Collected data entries
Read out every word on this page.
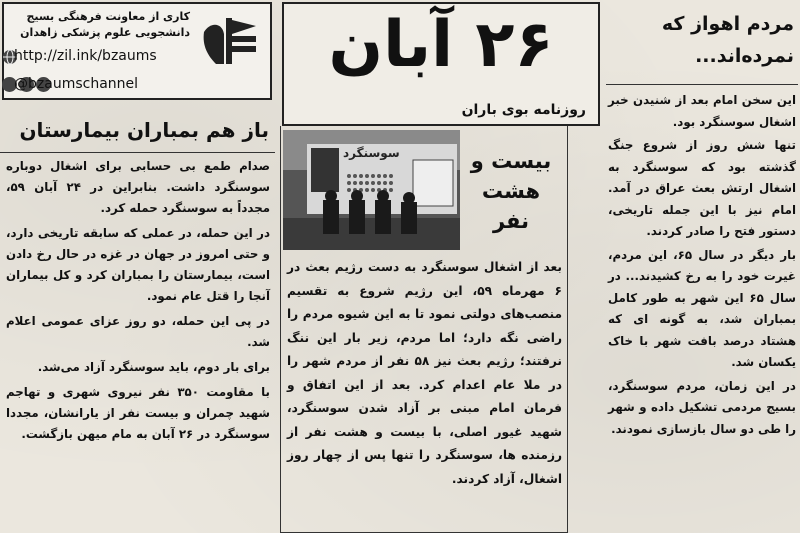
کاری از معاونت فرهنگی بسیج
دانشجویی علوم پزشکی زاهدان
http://zil.ink/bzaums
@bzaumschannel
۲۶ آبان
روزنامه بوی باران
باز هم بمباران بیمارستان

صدام طمع بی حسابی برای اشغال دوباره سوسنگرد داشت. بنابراین در ۲۴ آبان ۵۹، مجدداً به سوسنگرد حمله کرد.

در این حمله، در عملی که سابقه تاریخی دارد، و حتی امروز در جهان در غزه در حال رخ دادن است، بیمارستان را بمباران کرد و کل بیماران آنجا را قتل عام نمود.

در پی این حمله، دو روز عزای عمومی اعلام شد.

برای بار دوم، باید سوسنگرد آزاد می‌شد.

با مقاومت ۳۵۰ نفر نیروی شهری و تهاجم شهید چمران و بیست نفر از یارانشان، مجددا سوسنگرد در ۲۶ آبان به مام میهن بازگشت.

سوسنگرد	بیست و هشت نفر
بعد از اشغال سوسنگرد به دست رژیم بعث در ۶ مهرماه ۵۹، این رژیم شروع به تقسیم منصب‌های دولتی نمود تا به این شیوه مردم را راضی نگه دارد؛ اما مردم، زیر بار این ننگ نرفتند؛ رژیم بعث نیز ۵۸ نفر از مردم شهر را در ملا عام اعدام کرد. بعد از این اتفاق و فرمان امام مبنی بر آزاد شدن سوسنگرد، شهید غیور اصلی، با بیست و هشت نفر از رزمنده ها، سوسنگرد را تنها پس از چهار روز اشغال، آزاد کردند.
مردم اهواز که نمرده‌اند...

این سخن امام بعد از شنیدن خبر اشغال سوسنگرد بود.

تنها شش روز از شروع جنگ گذشته بود که سوسنگرد به اشغال ارتش بعث عراق در آمد. امام نیز با این جمله تاریخی، دستور فتح را صادر کردند.

بار دیگر در سال ۶۵، این مردم، غیرت خود را به رخ کشیدند... در سال ۶۵ این شهر به طور کامل بمباران شد، به گونه ای که هشتاد درصد بافت شهر با خاک یکسان شد.

در این زمان، مردم سوسنگرد، بسیج مردمی تشکیل داده و شهر را طی دو سال بازسازی نمودند.
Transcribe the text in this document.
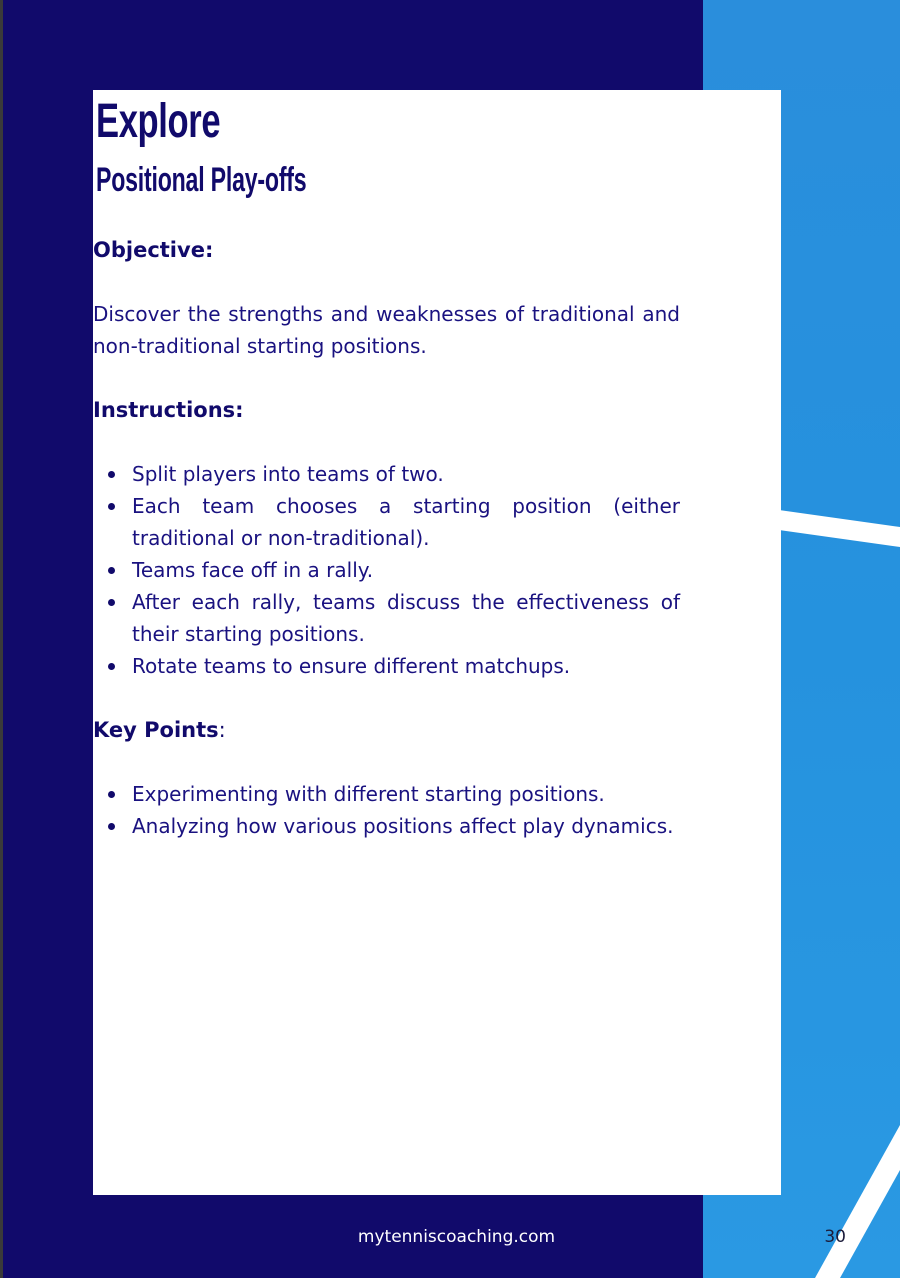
Explore
Positional Play-offs
Objective:

Discover the strengths and weaknesses of traditional and non-traditional starting positions.

Instructions:
Split players into teams of two.
Each team chooses a starting position (either traditional or non-traditional).
Teams face off in a rally.
After each rally, teams discuss the effectiveness of their starting positions.
Rotate teams to ensure different matchups.
Key Points:
Experimenting with different starting positions.
Analyzing how various positions affect play dynamics.
mytenniscoaching.com	30
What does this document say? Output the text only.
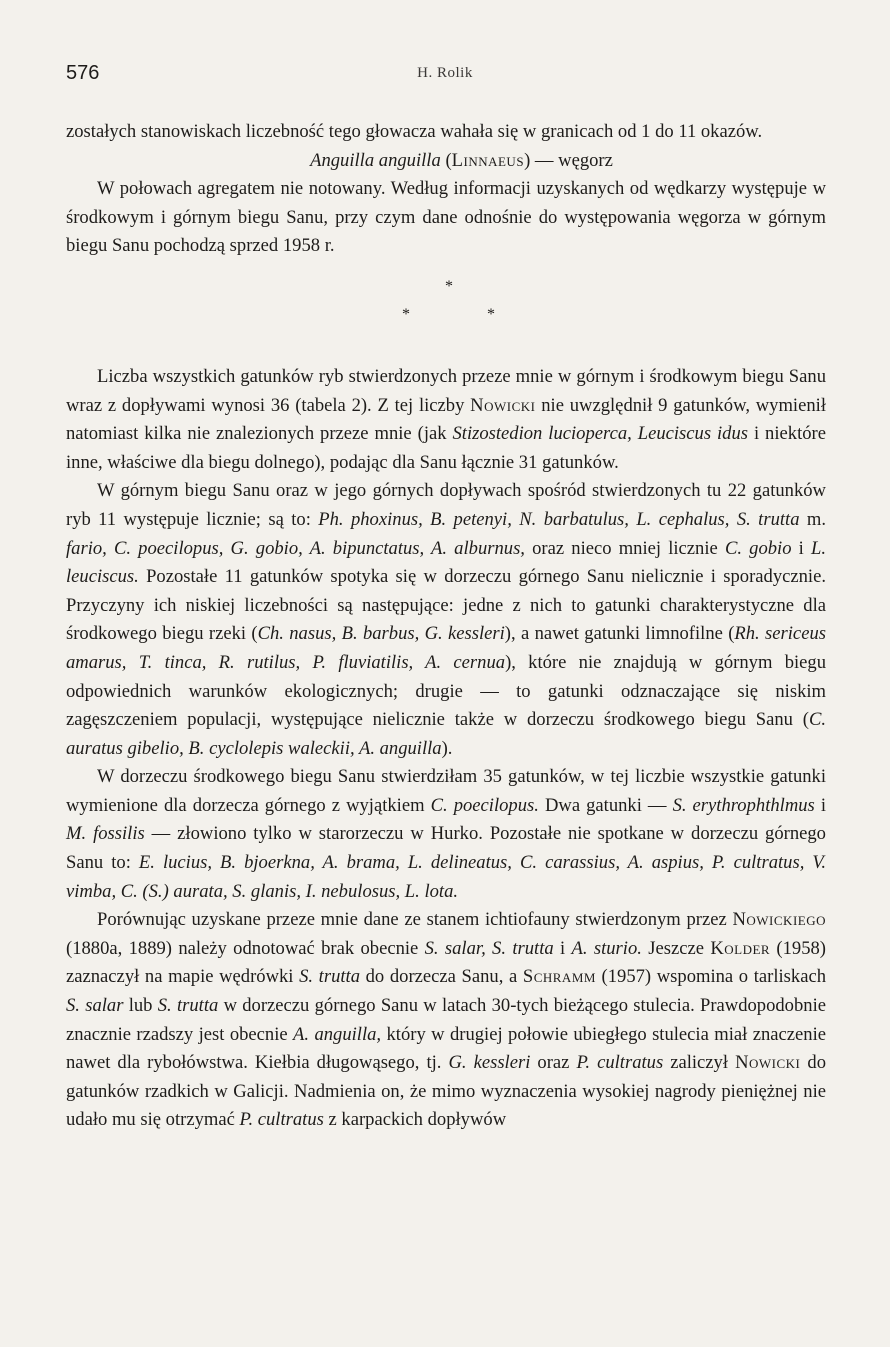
576	H. Rolik

zostałych stanowiskach liczebność tego głowacza wahała się w granicach od 1 do 11 okazów.

Anguilla anguilla (Linnaeus) — węgorz

W połowach agregatem nie notowany. Według informacji uzyskanych od wędkarzy występuje w środkowym i górnym biegu Sanu, przy czym dane odnośnie do występowania węgorza w górnym biegu Sanu pochodzą sprzed 1958 r.

*
*	*

Liczba wszystkich gatunków ryb stwierdzonych przeze mnie w górnym i środkowym biegu Sanu wraz z dopływami wynosi 36 (tabela 2). Z tej liczby Nowicki nie uwzględnił 9 gatunków, wymienił natomiast kilka nie znalezionych przeze mnie (jak Stizostedion lucioperca, Leuciscus idus i niektóre inne, właściwe dla biegu dolnego), podając dla Sanu łącznie 31 gatunków.

W górnym biegu Sanu oraz w jego górnych dopływach spośród stwierdzonych tu 22 gatunków ryb 11 występuje licznie; są to: Ph. phoxinus, B. petenyi, N. barbatulus, L. cephalus, S. trutta m. fario, C. poecilopus, G. gobio, A. bipunctatus, A. alburnus, oraz nieco mniej licznie C. gobio i L. leuciscus. Pozostałe 11 gatunków spotyka się w dorzeczu górnego Sanu nielicznie i sporadycznie. Przyczyny ich niskiej liczebności są następujące: jedne z nich to gatunki charakterystyczne dla środkowego biegu rzeki (Ch. nasus, B. barbus, G. kessleri), a nawet gatunki limnofilne (Rh. sericeus amarus, T. tinca, R. rutilus, P. fluviatilis, A. cernua), które nie znajdują w górnym biegu odpowiednich warunków ekologicznych; drugie — to gatunki odznaczające się niskim zagęszczeniem populacji, występujące nielicznie także w dorzeczu środkowego biegu Sanu (C. auratus gibelio, B. cyclolepis waleckii, A. anguilla).

W dorzeczu środkowego biegu Sanu stwierdziłam 35 gatunków, w tej liczbie wszystkie gatunki wymienione dla dorzecza górnego z wyjątkiem C. poecilopus. Dwa gatunki — S. erythrophthlmus i M. fossilis — złowiono tylko w starorzeczu w Hurko. Pozostałe nie spotkane w dorzeczu górnego Sanu to: E. lucius, B. bjoerkna, A. brama, L. delineatus, C. carassius, A. aspius, P. cultratus, V. vimba, C. (S.) aurata, S. glanis, I. nebulosus, L. lota.

Porównując uzyskane przeze mnie dane ze stanem ichtiofauny stwierdzonym przez Nowickiego (1880a, 1889) należy odnotować brak obecnie S. salar, S. trutta i A. sturio. Jeszcze Kolder (1958) zaznaczył na mapie wędrówki S. trutta do dorzecza Sanu, a Schramm (1957) wspomina o tarliskach S. salar lub S. trutta w dorzeczu górnego Sanu w latach 30-tych bieżącego stulecia. Prawdopodobnie znacznie rzadszy jest obecnie A. anguilla, który w drugiej połowie ubiegłego stulecia miał znaczenie nawet dla rybołówstwa. Kiełbia długowąsego, tj. G. kessleri oraz P. cultratus zaliczył Nowicki do gatunków rzadkich w Galicji. Nadmienia on, że mimo wyznaczenia wysokiej nagrody pieniężnej nie udało mu się otrzymać P. cultratus z karpackich dopływów
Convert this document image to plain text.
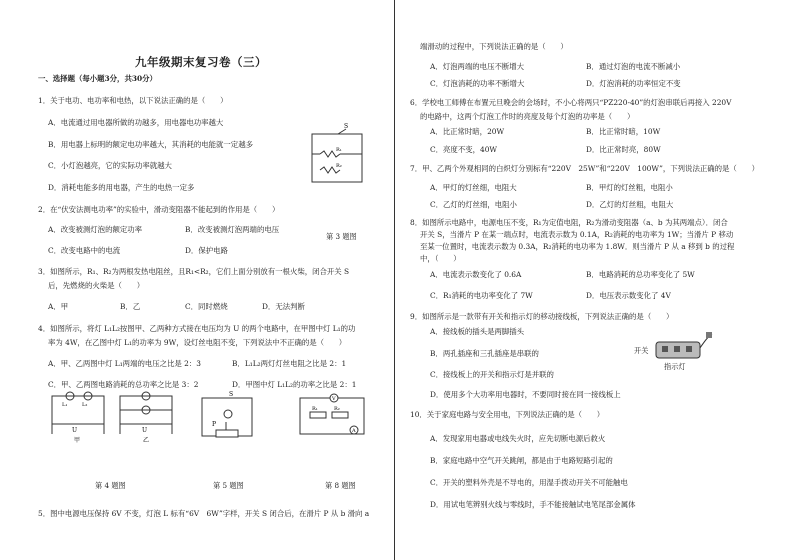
九年级期末复习卷（三）
一、选择题（每小题3分，共30分）
1．关于电功、电功率和电热，以下说法正确的是（　　）
A．电流通过用电器所做的功越多，用电器电功率越大
B．用电器上标明的额定电功率越大，其消耗的电能就一定越多
C．小灯泡越亮，它的实际功率就越大
D．消耗电能多的用电器，产生的电热一定多
2．在“伏安法测电功率”的实验中，滑动变阻器不能起到的作用是（　　）
A．改变被测灯泡的额定功率	B．改变被测灯泡两端的电压
C．改变电路中的电流	D．保护电路
第 3 题图
3．如图所示，R₁、R₂为两根发热电阻丝，且R₁<R₂，它们上面分别放有一根火柴，闭合开关 S
后，先燃烧的火柴是（　　）
A．甲	B．乙	C．同时燃烧	D．无法判断
4．如图所示，将灯 L₁L₂按图甲、乙两种方式接在电压均为 U 的两个电路中，在甲图中灯 L₁的功
率为 4W，在乙图中灯 L₁的功率为 9W，设灯丝电阻不变，下列说法中不正确的是（　　）
A．甲、乙两图中灯 L₁两端的电压之比是 2：3	B．L₁L₂两灯灯丝电阻之比是 2：1
C．甲、乙两图电路消耗的总功率之比是 3：2	D．甲图中灯 L₁L₂的功率之比是 2：1
第 4 题图	第 5 题图	第 8 题图
5．图中电源电压保持 6V 不变，灯泡 L 标有“6V　6W”字样，开关 S 闭合后，在滑片 P 从 b 滑向 a
S
R₁
R₂
U	U
甲	乙
L₁	L₂
P
S
V
A
R₁	R₂
端滑动的过程中，下列说法正确的是（　　）
A．灯泡两端的电压不断增大	B．通过灯泡的电流不断减小
C．灯泡消耗的功率不断增大	D．灯泡消耗的功率恒定不变
6．学校电工师傅在布置元旦晚会的会场时，不小心将两只“PZ220-40”的灯泡串联后再接入 220V
的电路中，这两个灯泡工作时的亮度及每个灯泡的功率是（　　）
A．比正常时暗，20W	B．比正常时暗，10W
C．亮度不变，40W	D．比正常时亮，80W
7．甲、乙两个外观相同的白炽灯分别标有“220V　25W”和“220V　100W”，下列说法正确的是（　　）
A．甲灯的灯丝细，电阻大	B．甲灯的灯丝粗，电阻小
C．乙灯的灯丝细，电阻小	D．乙灯的灯丝粗，电阻大
8．如图所示电路中，电源电压不变，R₁为定值电阻，R₂为滑动变阻器（a、b 为其两端点）．闭合
开关 S，当滑片 P 在某一端点时，电流表示数为 0.1A，R₂消耗的电功率为 1W；当滑片 P 移动
至某一位置时，电流表示数为 0.3A，R₂消耗的电功率为 1.8W．则当滑片 P 从 a 移到 b 的过程
中，（　　）
A．电流表示数变化了 0.6A	B．电路消耗的总功率变化了 5W
C．R₁消耗的电功率变化了 7W	D．电压表示数变化了 4V
9．如图所示是一款带有开关和指示灯的移动接线板，下列说法正确的是（　　）
A．接线板的插头是两脚插头
B．两孔插座和三孔插座是串联的
C．接线板上的开关和指示灯是并联的
D．使用多个大功率用电器时，不要同时接在同一接线板上
开关
指示灯
10．关于家庭电路与安全用电，下列说法正确的是（　　）
A．发现家用电器或电线失火时，应先切断电源后救火
B．家庭电路中空气开关跳闸，都是由于电路短路引起的
C．开关的塑料外壳是不导电的，用湿手拨动开关不可能触电
D．用试电笔辨别火线与零线时，手不能接触试电笔尾部金属体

**Exercise details**
From the listing above, copy every line that includes the word "بسیج".

**The answer**
کاری از معاونت فرهنگی بسیج
در این زمان، مردم سوسنگرد، بسیج مردمی تشکیل داده و شهر را طی دو سال بازسازی نمودند.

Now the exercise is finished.